DATA FOR THIS EXERCISE start

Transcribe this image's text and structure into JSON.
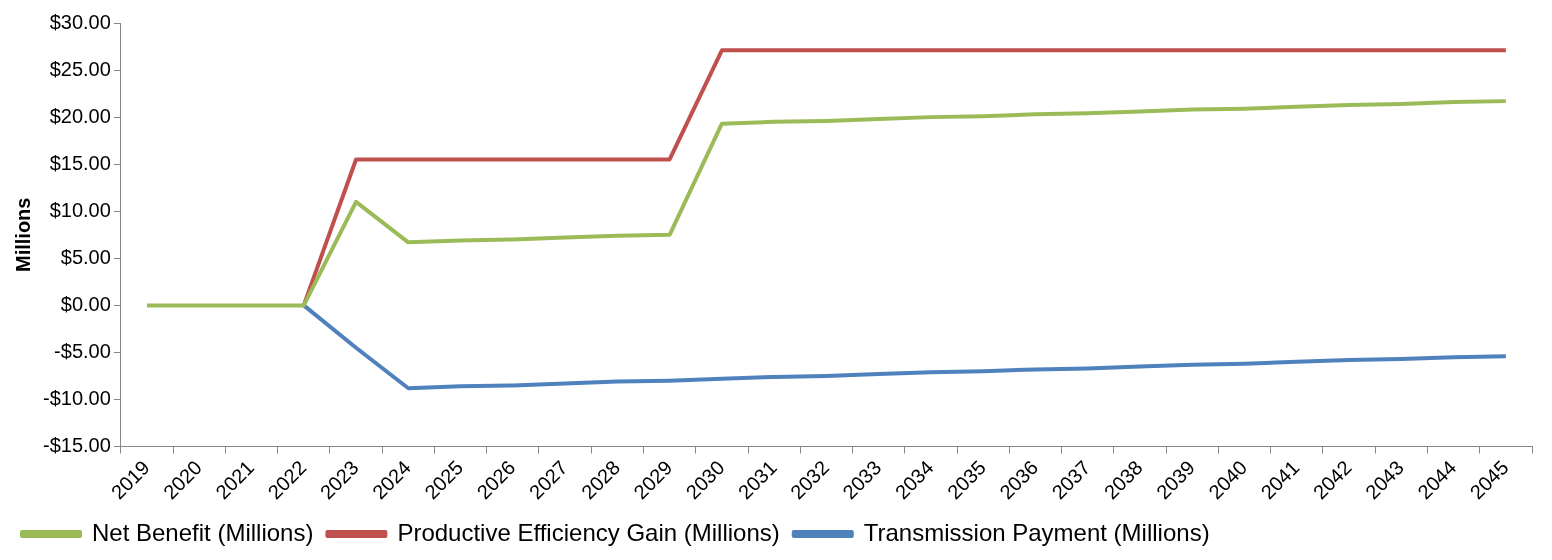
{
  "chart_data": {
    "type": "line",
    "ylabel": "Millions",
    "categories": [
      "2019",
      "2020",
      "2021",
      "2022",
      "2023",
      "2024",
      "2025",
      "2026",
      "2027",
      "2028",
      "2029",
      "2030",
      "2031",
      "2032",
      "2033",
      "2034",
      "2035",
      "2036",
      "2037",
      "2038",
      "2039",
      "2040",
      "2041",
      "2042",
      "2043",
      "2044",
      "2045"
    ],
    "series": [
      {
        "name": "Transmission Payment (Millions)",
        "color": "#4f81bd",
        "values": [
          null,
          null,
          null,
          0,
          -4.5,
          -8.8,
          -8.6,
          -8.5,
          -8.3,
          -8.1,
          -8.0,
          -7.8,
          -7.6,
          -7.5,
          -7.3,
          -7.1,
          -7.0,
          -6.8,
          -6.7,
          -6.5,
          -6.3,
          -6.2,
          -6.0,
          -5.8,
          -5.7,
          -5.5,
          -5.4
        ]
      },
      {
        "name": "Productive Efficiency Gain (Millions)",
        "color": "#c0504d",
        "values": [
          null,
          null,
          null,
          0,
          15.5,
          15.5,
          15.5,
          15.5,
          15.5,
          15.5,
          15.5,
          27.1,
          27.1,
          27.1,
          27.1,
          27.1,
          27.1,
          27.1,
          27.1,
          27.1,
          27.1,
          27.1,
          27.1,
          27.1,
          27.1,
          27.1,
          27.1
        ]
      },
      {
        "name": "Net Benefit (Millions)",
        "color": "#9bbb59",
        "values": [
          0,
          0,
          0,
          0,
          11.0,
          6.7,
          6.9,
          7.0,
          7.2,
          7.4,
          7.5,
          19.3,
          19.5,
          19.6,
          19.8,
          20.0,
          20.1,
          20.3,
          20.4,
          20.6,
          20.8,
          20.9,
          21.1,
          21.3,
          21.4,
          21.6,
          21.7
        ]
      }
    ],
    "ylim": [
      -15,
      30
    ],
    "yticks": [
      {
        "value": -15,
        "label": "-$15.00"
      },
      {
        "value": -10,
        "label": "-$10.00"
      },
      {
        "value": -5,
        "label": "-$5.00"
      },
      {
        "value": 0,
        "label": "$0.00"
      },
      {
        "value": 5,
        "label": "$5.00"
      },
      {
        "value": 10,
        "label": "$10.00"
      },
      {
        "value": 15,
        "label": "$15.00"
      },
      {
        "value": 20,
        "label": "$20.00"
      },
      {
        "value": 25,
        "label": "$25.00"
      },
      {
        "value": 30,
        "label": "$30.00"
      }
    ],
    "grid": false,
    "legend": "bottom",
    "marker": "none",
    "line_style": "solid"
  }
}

DATA FOR THIS EXERCISE end

### [TASK DIRECTIONS]
Retype the data above exactly; pictures are not part of the copy.

### [TASK RESPONSE]
Transcribe this image's text and structure into JSON.
{
  "chart_data": {
    "type": "line",
    "ylabel": "Millions",
    "categories": [
      "2019",
      "2020",
      "2021",
      "2022",
      "2023",
      "2024",
      "2025",
      "2026",
      "2027",
      "2028",
      "2029",
      "2030",
      "2031",
      "2032",
      "2033",
      "2034",
      "2035",
      "2036",
      "2037",
      "2038",
      "2039",
      "2040",
      "2041",
      "2042",
      "2043",
      "2044",
      "2045"
    ],
    "series": [
      {
        "name": "Transmission Payment (Millions)",
        "color": "#4f81bd",
        "values": [
          null,
          null,
          null,
          0,
          -4.5,
          -8.8,
          -8.6,
          -8.5,
          -8.3,
          -8.1,
          -8.0,
          -7.8,
          -7.6,
          -7.5,
          -7.3,
          -7.1,
          -7.0,
          -6.8,
          -6.7,
          -6.5,
          -6.3,
          -6.2,
          -6.0,
          -5.8,
          -5.7,
          -5.5,
          -5.4
        ]
      },
      {
        "name": "Productive Efficiency Gain (Millions)",
        "color": "#c0504d",
        "values": [
          null,
          null,
          null,
          0,
          15.5,
          15.5,
          15.5,
          15.5,
          15.5,
          15.5,
          15.5,
          27.1,
          27.1,
          27.1,
          27.1,
          27.1,
          27.1,
          27.1,
          27.1,
          27.1,
          27.1,
          27.1,
          27.1,
          27.1,
          27.1,
          27.1,
          27.1
        ]
      },
      {
        "name": "Net Benefit (Millions)",
        "color": "#9bbb59",
        "values": [
          0,
          0,
          0,
          0,
          11.0,
          6.7,
          6.9,
          7.0,
          7.2,
          7.4,
          7.5,
          19.3,
          19.5,
          19.6,
          19.8,
          20.0,
          20.1,
          20.3,
          20.4,
          20.6,
          20.8,
          20.9,
          21.1,
          21.3,
          21.4,
          21.6,
          21.7
        ]
      }
    ],
    "ylim": [
      -15,
      30
    ],
    "yticks": [
      {
        "value": -15,
        "label": "-$15.00"
      },
      {
        "value": -10,
        "label": "-$10.00"
      },
      {
        "value": -5,
        "label": "-$5.00"
      },
      {
        "value": 0,
        "label": "$0.00"
      },
      {
        "value": 5,
        "label": "$5.00"
      },
      {
        "value": 10,
        "label": "$10.00"
      },
      {
        "value": 15,
        "label": "$15.00"
      },
      {
        "value": 20,
        "label": "$20.00"
      },
      {
        "value": 25,
        "label": "$25.00"
      },
      {
        "value": 30,
        "label": "$30.00"
      }
    ],
    "grid": false,
    "legend": "bottom",
    "marker": "none",
    "line_style": "solid"
  }
}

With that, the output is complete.